─── ENTRIES SHOWN ───

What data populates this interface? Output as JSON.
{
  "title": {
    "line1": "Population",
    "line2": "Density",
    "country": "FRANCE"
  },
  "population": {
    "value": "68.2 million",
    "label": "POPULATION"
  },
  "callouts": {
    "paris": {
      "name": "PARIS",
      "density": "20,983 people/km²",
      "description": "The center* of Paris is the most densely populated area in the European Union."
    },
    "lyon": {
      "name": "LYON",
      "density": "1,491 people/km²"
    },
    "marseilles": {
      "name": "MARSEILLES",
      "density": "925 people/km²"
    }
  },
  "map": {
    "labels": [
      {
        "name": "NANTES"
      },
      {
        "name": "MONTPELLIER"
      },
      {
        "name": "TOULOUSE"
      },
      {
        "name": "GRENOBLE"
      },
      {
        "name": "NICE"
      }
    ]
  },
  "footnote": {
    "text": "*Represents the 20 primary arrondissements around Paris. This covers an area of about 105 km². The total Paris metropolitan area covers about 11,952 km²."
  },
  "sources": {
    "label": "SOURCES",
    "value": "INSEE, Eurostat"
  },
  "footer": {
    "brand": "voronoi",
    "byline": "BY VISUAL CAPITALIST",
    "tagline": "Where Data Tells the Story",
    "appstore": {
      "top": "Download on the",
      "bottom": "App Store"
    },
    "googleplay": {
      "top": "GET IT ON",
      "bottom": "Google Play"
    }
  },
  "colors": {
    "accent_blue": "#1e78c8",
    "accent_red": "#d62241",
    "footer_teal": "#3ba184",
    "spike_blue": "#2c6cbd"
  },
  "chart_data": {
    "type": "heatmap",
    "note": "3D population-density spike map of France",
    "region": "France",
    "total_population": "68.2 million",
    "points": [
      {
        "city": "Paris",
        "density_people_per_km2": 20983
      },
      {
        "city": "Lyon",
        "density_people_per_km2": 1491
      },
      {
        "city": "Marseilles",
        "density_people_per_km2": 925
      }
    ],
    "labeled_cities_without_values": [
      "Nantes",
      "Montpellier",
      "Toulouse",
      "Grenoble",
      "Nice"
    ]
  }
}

───
─── ENTRIES SHOWN ───

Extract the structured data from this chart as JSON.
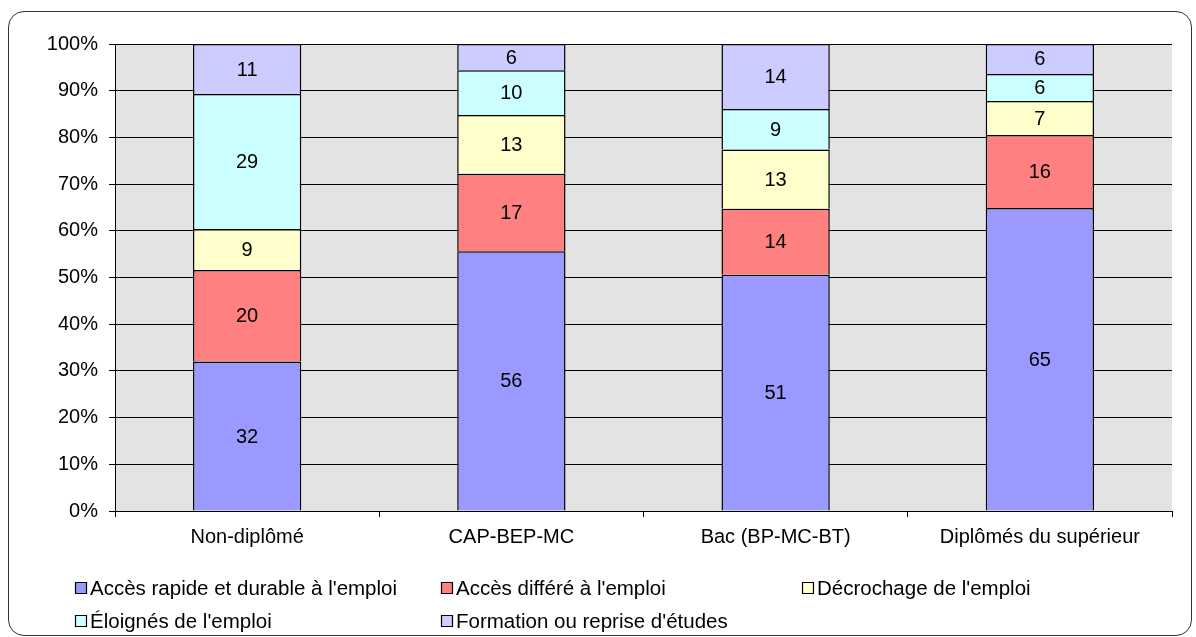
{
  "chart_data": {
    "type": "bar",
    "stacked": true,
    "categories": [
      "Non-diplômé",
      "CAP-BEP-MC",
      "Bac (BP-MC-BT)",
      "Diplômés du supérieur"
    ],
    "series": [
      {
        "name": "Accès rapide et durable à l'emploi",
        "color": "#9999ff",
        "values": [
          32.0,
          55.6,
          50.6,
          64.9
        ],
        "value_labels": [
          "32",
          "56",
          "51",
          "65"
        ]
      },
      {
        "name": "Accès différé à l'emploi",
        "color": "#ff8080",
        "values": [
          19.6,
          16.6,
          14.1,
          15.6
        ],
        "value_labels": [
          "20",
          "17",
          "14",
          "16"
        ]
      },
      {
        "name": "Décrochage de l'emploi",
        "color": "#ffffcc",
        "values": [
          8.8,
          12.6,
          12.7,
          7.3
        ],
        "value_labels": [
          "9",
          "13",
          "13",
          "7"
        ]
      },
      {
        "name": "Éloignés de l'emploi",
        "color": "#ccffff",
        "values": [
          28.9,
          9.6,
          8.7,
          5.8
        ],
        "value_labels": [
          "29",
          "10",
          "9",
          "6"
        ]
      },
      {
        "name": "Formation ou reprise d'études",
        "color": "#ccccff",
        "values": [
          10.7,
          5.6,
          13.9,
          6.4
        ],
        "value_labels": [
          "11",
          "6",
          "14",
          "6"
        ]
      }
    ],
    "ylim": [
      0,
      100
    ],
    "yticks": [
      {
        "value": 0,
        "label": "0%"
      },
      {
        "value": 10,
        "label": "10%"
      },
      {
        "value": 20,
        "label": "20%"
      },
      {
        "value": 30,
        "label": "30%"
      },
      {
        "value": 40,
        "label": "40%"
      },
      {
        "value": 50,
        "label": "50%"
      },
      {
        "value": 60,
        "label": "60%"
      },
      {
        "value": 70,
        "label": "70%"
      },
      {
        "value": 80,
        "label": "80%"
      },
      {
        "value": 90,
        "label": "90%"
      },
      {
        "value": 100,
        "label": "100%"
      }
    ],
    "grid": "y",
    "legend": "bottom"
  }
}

───

» **THE PROBLEM**
Pull out all lines from the listing that contain the string "area".

» **WRITTEN RESPONSE**
      "description": "The center* of Paris is the most densely populated area in the European Union."
    "text": "*Represents the 20 primary arrondissements around Paris. This covers an area of about 105 km². The total Paris metropolitan area covers about 11,952 km²."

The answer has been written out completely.